» BRANO DA LEGGERE:
Nel sogno, che è mio canale preferenziale, vengono gli animali di potere a dirmi i miei talenti, uno alla volta.
Anni fa, durante una crisi personale molto forte, sognai di essere un lupacchiotto azzoppato e che un maestoso lupo argentato veniva a dirmi, chissà da quali profondità, che non potevo arrendermi, perchè discendevo direttamente dalla sua stirpe.
La sua parola fu così convincente che io, cucciolo spaurito, decisi di alzarmi e, d'improvviso, non ero più azzoppata, ma mi reggevo perfettamente sulle quattro zampe.
Qualche tempo dopo, sempre nello stesso periodo di crisi/trasmutazione sciamanica, comparve un altro affascinante animale: sempre nei miei sogni, venne a me una splendida pantera nera, chiedendomi di danzare un tango nella balera che ci ospitava e ferendomi, o meglio marchiandomi poi una spalla, con una sua artigliata, che fece sgorgare sangue rosso vivo sul fiore bianco della mia pelle.
Mi sono arrivate poi negli anni, da allora, numerose civette a dirmi che alcune fasi della mia vita dovevano concludersi (e difatti di lì a poco si sarebbero chiuse) e falchi moribondi a simboleggiare un uso improprio di alcune mie scelte.
Secondo gli Indiani d'America, ognuno di noi possiede una "famiglia" composta da sette animali totemici (tante quante sono le direzioni: Nord, Sud, Ovest, Est, Sopra, Sotto e Dentro) più altri due che simboleggiano il nostro lato maschile e quello femminile e che ci vengono assegnati fin dalla nascita.
Tutti loro possono attraversare in molti modi il nostro sentiero per suggerirci le necessarie intuizioni.
Esistono poi, secondo gli sciamani, i cosiddetti "spiriti aiutanti", che talvolta si manifestano assumendo forme animali (sono quelli che coloro che praticano la stregoneria chiamano famigli).

» ESERCIZI:
A – Indica se ciascuna affermazione concorda con il brano sugli animali di potere, rispondendo sì o no e citando le parole del brano che lo dimostrano. (i) Il sogno del lupo argentato arriva durante una crisi personale. (ii) La pantera nera chiede di danzare un valzer. (iii) Secondo gli Indiani d'America, la "famiglia" di animali totemici è composta da cinque animali.
B – Prosegui il brano sugli animali di potere a partire dalla sua ultima frase.
Le righe riportate più avanti non sono necessarie.

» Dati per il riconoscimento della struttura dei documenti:

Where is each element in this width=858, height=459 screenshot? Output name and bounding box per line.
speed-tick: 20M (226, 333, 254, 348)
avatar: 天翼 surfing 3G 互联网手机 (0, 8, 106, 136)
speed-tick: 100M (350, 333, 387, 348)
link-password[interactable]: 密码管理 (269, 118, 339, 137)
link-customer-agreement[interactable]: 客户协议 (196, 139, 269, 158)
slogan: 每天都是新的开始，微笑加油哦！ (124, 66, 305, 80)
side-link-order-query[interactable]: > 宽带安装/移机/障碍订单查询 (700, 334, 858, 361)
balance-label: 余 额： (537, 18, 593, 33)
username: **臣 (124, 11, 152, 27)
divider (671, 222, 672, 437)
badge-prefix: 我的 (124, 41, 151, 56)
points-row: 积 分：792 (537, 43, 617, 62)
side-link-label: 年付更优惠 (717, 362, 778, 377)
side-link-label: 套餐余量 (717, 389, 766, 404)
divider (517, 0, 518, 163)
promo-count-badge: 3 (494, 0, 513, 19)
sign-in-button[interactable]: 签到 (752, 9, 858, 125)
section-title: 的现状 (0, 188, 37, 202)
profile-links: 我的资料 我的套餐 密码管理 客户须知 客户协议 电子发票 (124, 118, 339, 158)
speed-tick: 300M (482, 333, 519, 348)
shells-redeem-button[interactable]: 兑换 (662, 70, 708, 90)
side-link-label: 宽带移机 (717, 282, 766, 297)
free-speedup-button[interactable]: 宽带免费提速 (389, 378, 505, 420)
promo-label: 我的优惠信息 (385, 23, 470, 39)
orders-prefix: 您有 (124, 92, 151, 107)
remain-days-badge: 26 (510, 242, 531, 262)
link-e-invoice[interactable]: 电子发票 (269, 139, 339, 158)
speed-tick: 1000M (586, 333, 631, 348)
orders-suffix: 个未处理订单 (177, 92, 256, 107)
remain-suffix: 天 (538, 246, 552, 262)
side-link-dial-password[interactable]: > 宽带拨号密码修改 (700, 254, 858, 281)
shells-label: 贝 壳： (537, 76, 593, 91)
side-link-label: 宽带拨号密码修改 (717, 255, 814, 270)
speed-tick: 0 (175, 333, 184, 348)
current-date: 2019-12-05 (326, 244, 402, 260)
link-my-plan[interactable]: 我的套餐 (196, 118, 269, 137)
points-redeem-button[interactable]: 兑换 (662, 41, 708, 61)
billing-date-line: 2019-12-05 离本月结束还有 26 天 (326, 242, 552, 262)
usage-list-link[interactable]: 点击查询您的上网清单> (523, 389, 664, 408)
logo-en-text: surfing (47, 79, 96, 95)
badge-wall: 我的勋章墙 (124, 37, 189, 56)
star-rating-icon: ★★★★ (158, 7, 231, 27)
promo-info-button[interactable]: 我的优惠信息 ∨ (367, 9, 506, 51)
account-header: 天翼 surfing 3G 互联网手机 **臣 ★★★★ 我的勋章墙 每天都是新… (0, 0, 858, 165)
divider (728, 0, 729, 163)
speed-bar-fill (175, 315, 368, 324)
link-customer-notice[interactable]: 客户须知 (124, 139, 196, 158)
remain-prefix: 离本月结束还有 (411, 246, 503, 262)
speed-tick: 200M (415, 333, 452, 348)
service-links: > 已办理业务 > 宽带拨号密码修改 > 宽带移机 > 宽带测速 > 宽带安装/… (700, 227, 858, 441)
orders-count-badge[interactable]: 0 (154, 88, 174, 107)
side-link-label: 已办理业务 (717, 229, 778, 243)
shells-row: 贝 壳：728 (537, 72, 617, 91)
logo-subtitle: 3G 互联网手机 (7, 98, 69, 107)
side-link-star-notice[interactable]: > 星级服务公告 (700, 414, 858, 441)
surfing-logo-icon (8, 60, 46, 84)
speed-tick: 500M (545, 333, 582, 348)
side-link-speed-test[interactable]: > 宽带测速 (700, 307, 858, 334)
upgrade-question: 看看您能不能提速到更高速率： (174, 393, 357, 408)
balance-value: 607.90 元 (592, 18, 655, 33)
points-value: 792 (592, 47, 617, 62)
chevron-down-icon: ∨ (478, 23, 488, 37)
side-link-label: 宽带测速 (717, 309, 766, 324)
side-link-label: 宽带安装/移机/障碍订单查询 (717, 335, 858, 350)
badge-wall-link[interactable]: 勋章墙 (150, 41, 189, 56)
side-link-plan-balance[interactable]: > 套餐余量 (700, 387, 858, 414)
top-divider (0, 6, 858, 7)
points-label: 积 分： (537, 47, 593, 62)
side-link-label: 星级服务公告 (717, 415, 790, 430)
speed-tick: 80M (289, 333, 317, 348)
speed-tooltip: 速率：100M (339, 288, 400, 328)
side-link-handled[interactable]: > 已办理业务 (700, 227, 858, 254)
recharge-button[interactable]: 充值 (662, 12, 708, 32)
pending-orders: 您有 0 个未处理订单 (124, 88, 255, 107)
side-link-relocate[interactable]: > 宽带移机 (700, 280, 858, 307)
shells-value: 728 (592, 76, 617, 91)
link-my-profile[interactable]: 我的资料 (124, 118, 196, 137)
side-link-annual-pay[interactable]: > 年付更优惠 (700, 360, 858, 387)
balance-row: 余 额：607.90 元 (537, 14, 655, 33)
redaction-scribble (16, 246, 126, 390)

» SOLUZIONI:
A –
(i) Sì: «durante una crisi personale molto forte, sognai di essere un lupacchiotto azzoppato».
(ii) No: «chiedendomi di danzare un tango».
(iii) No: «composta da sette animali totemici».

B –
Qualche giorno fa, nei sogni di una mia amica, è comparso un nugolo di corvi accompagnato (ma l'associazione è d'uopo) da fiotti d'acqua che abbattevano pareti e ci siamo chieste (e anche risposte) se non fosse quello il manifestarsi di un dono di cui in fondo conoscevamo già l'esistenza: la Vista.
E interrogandoci sul sogno suo di tramutarsi in gatto e sul fatto indubbio che la mia, di gatta, abbia scelto me per istinto, aggrappandosi fermamente al mio maglione per non abbandonarmi più, ci siamo risposte che, come ogni spirito aiutante che si rispetti, questo essere così arguto veniva ad insegnarci l'esigenza di un atteggiamento zen di conservazione energetica, in vista dello scatto finale e risolutivo.
Animali, animali, animali: un mondo meraviglioso di intenti e coincidenze che costella le nostre vite numinose, disseminandole di segnali, o meglio di segni, di analogie e di simboli che comunicano direttamente al nostro inconscio, raccontandogli quello che la parte della nostra mente che ragiona in digitale non sa fare: l'essenza della magia.